# Given request
Output every row below verbatim, omitting the pictures.

(Stored data entries)

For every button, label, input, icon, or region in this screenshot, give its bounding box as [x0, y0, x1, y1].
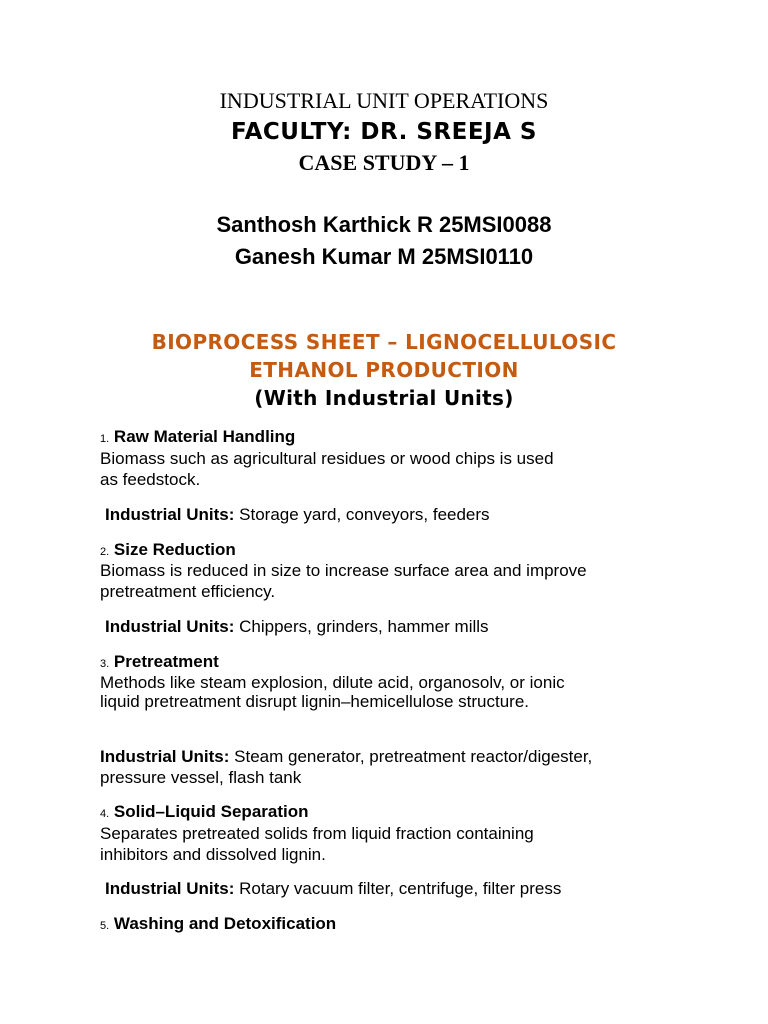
section-number: 5. — [100, 920, 110, 932]
section-title: Size Reduction — [113, 540, 236, 559]
units-label: Industrial Units: — [100, 747, 230, 766]
section-description-line: Biomass is reduced in size to increase surface area and improve — [100, 561, 587, 580]
industrial-units — [105, 878, 665, 899]
section-number: 4. — [100, 808, 110, 820]
sheet-title-line-1: BIOPROCESS SHEET – LIGNOCELLULOSIC — [151, 330, 617, 354]
sheet-title-line-2: ETHANOL PRODUCTION — [249, 358, 519, 382]
faculty-name: FACULTY: DR. SREEJA S — [231, 119, 537, 145]
section-title: Washing and Detoxification — [113, 914, 337, 933]
units-label: Industrial Units: — [105, 617, 235, 636]
student-name-1: Santhosh Karthick R 25MSI0088 — [216, 212, 552, 237]
student-name-2: Ganesh Kumar M 25MSI0110 — [234, 244, 534, 269]
units-label: Industrial Units: — [105, 879, 235, 898]
industrial-units — [105, 504, 665, 525]
section-heading — [100, 426, 660, 450]
industrial-units — [105, 616, 665, 637]
section-heading — [100, 801, 660, 825]
section-description-line: Biomass such as agricultural residues or wood chips is used — [100, 449, 554, 468]
case-study-title: CASE STUDY – 1 — [298, 150, 470, 175]
section-description-line: Separates pretreated solids from liquid fraction containing — [100, 824, 534, 843]
section-title: Solid–Liquid Separation — [113, 802, 309, 821]
units-text-line: pressure vessel, flash tank — [100, 768, 302, 787]
section-title: Raw Material Handling — [113, 427, 296, 446]
units-text: Rotary vacuum filter, centrifuge, filter press — [239, 879, 562, 898]
section-description-line: liquid pretreatment disrupt lignin–hemicellulose structure. — [100, 692, 529, 711]
units-text: Storage yard, conveyors, feeders — [239, 505, 490, 524]
section-heading — [100, 913, 660, 937]
units-label: Industrial Units: — [105, 505, 235, 524]
sheet-subtitle: (With Industrial Units) — [254, 386, 514, 410]
section-description-line: inhibitors and dissolved lignin. — [100, 845, 326, 864]
section-number: 3. — [100, 658, 110, 670]
units-text: Chippers, grinders, hammer mills — [239, 617, 489, 636]
section-number: 1. — [100, 433, 110, 445]
course-title: INDUSTRIAL UNIT OPERATIONS — [219, 88, 549, 113]
units-text: Steam generator, pretreatment reactor/digester, — [234, 747, 593, 766]
section-title: Pretreatment — [113, 652, 219, 671]
section-description-line: as feedstock. — [100, 470, 201, 489]
section-number: 2. — [100, 546, 110, 558]
industrial-units — [100, 746, 660, 767]
section-description-line: pretreatment efficiency. — [100, 582, 276, 601]
section-description-line: Methods like steam explosion, dilute acid, organosolv, or ionic — [100, 673, 565, 692]
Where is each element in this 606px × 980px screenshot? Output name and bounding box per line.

# Exercise answer
For every button, label, input, icon, or region in this screenshot, give its bounding box as [x0, y0, x1, y1].
section-number: 5. — [100, 920, 110, 932]
section-title: Size Reduction — [113, 540, 236, 559]
units-label: Industrial Units: — [100, 747, 230, 766]
section-description-line: Biomass is reduced in size to increase surface area and improve — [100, 561, 587, 580]
industrial-units — [105, 878, 665, 899]
section-number: 4. — [100, 808, 110, 820]
sheet-title-line-1: BIOPROCESS SHEET – LIGNOCELLULOSIC — [151, 330, 617, 354]
sheet-title-line-2: ETHANOL PRODUCTION — [249, 358, 519, 382]
faculty-name: FACULTY: DR. SREEJA S — [231, 119, 537, 145]
section-title: Washing and Detoxification — [113, 914, 337, 933]
units-label: Industrial Units: — [105, 617, 235, 636]
student-name-1: Santhosh Karthick R 25MSI0088 — [216, 212, 552, 237]
student-name-2: Ganesh Kumar M 25MSI0110 — [234, 244, 534, 269]
units-label: Industrial Units: — [105, 879, 235, 898]
industrial-units — [105, 504, 665, 525]
section-heading — [100, 426, 660, 450]
industrial-units — [105, 616, 665, 637]
section-heading — [100, 801, 660, 825]
section-description-line: Biomass such as agricultural residues or wood chips is used — [100, 449, 554, 468]
case-study-title: CASE STUDY – 1 — [298, 150, 470, 175]
section-description-line: Separates pretreated solids from liquid fraction containing — [100, 824, 534, 843]
section-title: Solid–Liquid Separation — [113, 802, 309, 821]
units-text-line: pressure vessel, flash tank — [100, 768, 302, 787]
section-title: Raw Material Handling — [113, 427, 296, 446]
units-text: Rotary vacuum filter, centrifuge, filter press — [239, 879, 562, 898]
section-description-line: liquid pretreatment disrupt lignin–hemicellulose structure. — [100, 692, 529, 711]
units-text: Storage yard, conveyors, feeders — [239, 505, 490, 524]
section-heading — [100, 913, 660, 937]
units-label: Industrial Units: — [105, 505, 235, 524]
sheet-subtitle: (With Industrial Units) — [254, 386, 514, 410]
section-description-line: inhibitors and dissolved lignin. — [100, 845, 326, 864]
section-number: 3. — [100, 658, 110, 670]
units-text: Chippers, grinders, hammer mills — [239, 617, 489, 636]
section-number: 1. — [100, 433, 110, 445]
course-title: INDUSTRIAL UNIT OPERATIONS — [219, 88, 549, 113]
units-text: Steam generator, pretreatment reactor/digester, — [234, 747, 593, 766]
section-title: Pretreatment — [113, 652, 219, 671]
section-description-line: as feedstock. — [100, 470, 201, 489]
section-number: 2. — [100, 546, 110, 558]
industrial-units — [100, 746, 660, 767]
section-description-line: pretreatment efficiency. — [100, 582, 276, 601]
section-description-line: Methods like steam explosion, dilute acid, organosolv, or ionic — [100, 673, 565, 692]
Where is each element in this 606px × 980px screenshot? Output name and bounding box per line.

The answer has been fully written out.